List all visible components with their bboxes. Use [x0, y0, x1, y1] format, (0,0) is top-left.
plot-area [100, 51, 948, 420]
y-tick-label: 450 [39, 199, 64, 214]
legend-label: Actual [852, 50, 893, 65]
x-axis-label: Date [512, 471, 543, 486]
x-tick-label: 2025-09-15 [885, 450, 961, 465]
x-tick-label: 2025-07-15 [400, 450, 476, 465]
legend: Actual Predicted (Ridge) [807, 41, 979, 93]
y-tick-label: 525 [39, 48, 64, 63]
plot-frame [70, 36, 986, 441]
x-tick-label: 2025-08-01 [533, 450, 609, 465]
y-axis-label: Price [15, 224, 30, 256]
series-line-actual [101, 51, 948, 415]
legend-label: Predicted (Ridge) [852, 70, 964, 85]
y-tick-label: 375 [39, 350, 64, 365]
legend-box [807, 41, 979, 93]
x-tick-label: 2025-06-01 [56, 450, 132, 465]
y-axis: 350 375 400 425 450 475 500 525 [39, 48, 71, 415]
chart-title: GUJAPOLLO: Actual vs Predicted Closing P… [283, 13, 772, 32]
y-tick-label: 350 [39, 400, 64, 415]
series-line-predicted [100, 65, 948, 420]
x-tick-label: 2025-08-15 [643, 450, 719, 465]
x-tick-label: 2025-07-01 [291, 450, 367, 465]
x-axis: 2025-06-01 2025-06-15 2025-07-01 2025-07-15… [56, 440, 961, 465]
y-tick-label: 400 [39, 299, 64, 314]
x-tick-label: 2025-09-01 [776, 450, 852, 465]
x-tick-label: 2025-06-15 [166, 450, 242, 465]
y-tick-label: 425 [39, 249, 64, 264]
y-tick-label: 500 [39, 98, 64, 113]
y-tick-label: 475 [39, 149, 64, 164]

-=-=-

— The request —
Please copy the records above word for word, from their first line through the line containing "y-axis: 350 375", with both of those lines included.

— Response to the exercise —
List all visible components with their bboxes. Use [x0, y0, x1, y1] format, (0,0) is top-left.
plot-area [100, 51, 948, 420]
y-tick-label: 450 [39, 199, 64, 214]
legend-label: Actual [852, 50, 893, 65]
x-axis-label: Date [512, 471, 543, 486]
x-tick-label: 2025-09-15 [885, 450, 961, 465]
x-tick-label: 2025-07-15 [400, 450, 476, 465]
legend: Actual Predicted (Ridge) [807, 41, 979, 93]
y-tick-label: 525 [39, 48, 64, 63]
plot-frame [70, 36, 986, 441]
x-tick-label: 2025-08-01 [533, 450, 609, 465]
y-axis-label: Price [15, 224, 30, 256]
series-line-actual [101, 51, 948, 415]
legend-label: Predicted (Ridge) [852, 70, 964, 85]
y-tick-label: 375 [39, 350, 64, 365]
legend-box [807, 41, 979, 93]
x-tick-label: 2025-06-01 [56, 450, 132, 465]
y-axis: 350 375 400 425 450 475 500 525 [39, 48, 71, 415]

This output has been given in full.